:: Problem statement ::
Show every line of the records below that contains the word "text".

Data entries
---------------
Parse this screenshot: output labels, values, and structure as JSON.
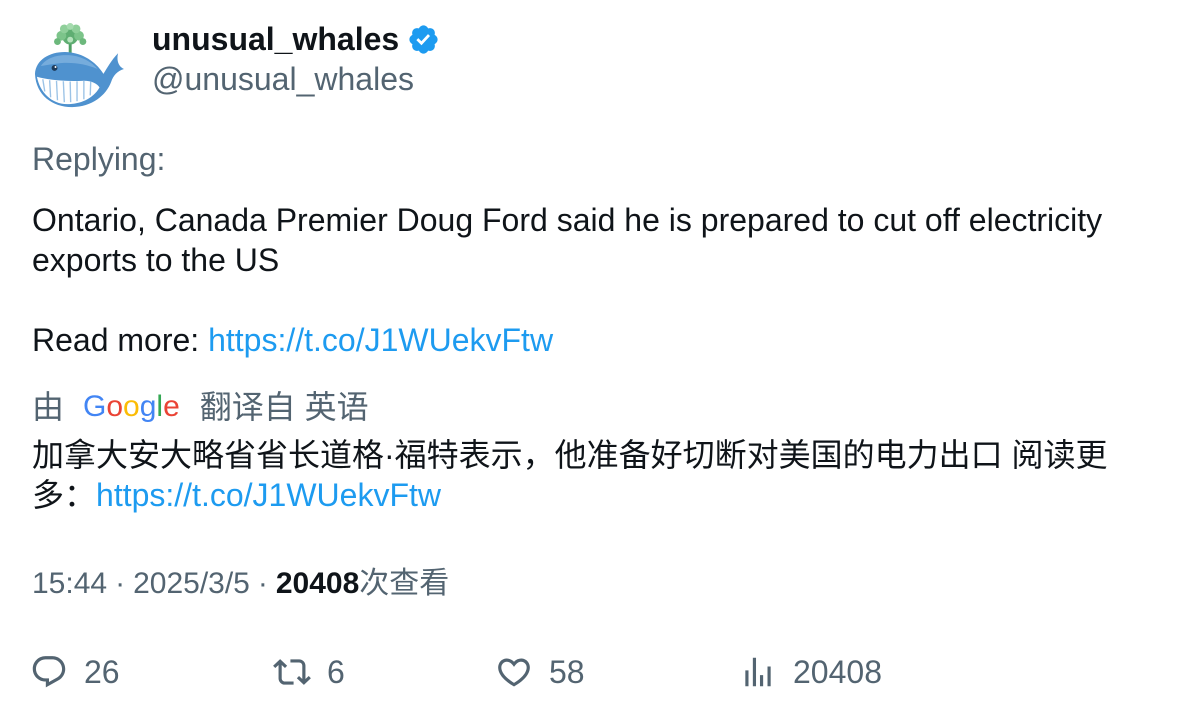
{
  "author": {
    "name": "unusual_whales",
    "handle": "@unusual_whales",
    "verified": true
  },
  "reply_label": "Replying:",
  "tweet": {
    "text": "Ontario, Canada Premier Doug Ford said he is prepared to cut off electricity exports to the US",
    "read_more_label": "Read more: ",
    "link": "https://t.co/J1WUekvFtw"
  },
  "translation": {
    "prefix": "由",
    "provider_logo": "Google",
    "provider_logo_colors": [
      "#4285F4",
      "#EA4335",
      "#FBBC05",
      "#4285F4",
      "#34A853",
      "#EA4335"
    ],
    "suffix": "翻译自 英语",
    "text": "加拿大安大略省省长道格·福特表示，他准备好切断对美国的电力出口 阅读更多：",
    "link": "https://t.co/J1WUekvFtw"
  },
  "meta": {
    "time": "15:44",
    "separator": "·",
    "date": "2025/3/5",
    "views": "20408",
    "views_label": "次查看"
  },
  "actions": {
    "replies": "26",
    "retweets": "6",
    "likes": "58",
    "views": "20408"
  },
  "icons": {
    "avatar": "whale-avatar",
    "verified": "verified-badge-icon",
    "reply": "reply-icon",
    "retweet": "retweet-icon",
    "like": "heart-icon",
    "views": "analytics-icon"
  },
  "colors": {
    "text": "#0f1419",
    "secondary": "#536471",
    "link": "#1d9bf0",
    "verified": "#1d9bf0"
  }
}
---------------
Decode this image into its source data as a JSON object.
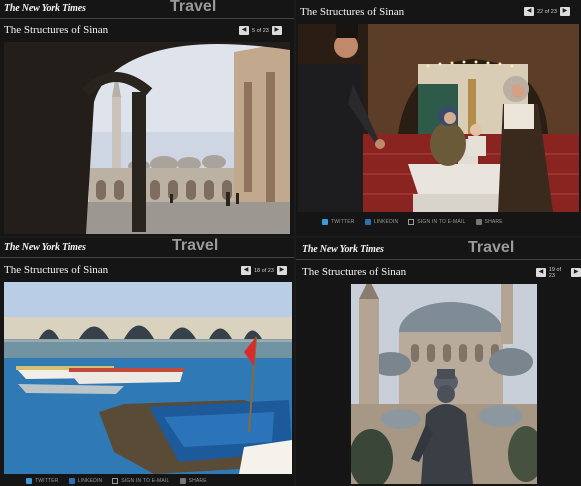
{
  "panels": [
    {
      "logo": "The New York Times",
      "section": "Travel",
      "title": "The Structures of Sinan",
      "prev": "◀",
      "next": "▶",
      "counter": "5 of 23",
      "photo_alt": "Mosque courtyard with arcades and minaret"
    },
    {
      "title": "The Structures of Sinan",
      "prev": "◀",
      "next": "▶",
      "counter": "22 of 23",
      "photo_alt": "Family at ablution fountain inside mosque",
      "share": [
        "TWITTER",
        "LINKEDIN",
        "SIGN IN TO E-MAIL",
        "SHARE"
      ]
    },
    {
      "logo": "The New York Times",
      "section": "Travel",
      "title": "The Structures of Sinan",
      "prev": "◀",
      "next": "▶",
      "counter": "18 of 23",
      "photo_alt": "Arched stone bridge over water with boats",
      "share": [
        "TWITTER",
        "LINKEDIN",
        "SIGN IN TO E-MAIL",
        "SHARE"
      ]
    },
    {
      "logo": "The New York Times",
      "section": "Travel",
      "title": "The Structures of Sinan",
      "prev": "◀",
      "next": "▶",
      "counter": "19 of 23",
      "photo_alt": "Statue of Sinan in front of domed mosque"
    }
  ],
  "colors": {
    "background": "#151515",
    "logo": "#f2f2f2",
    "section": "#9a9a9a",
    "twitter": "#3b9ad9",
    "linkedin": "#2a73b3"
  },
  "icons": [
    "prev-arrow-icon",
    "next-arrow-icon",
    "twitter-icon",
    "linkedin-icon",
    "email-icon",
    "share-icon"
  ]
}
---------------
:: Reply ::
    "text": "Ontario, Canada Premier Doug Ford said he is prepared to cut off electricity exports to the US",
    "text": "加拿大安大略省省长道格·福特表示，他准备好切断对美国的电力出口 阅读更多：",
    "text": "#0f1419",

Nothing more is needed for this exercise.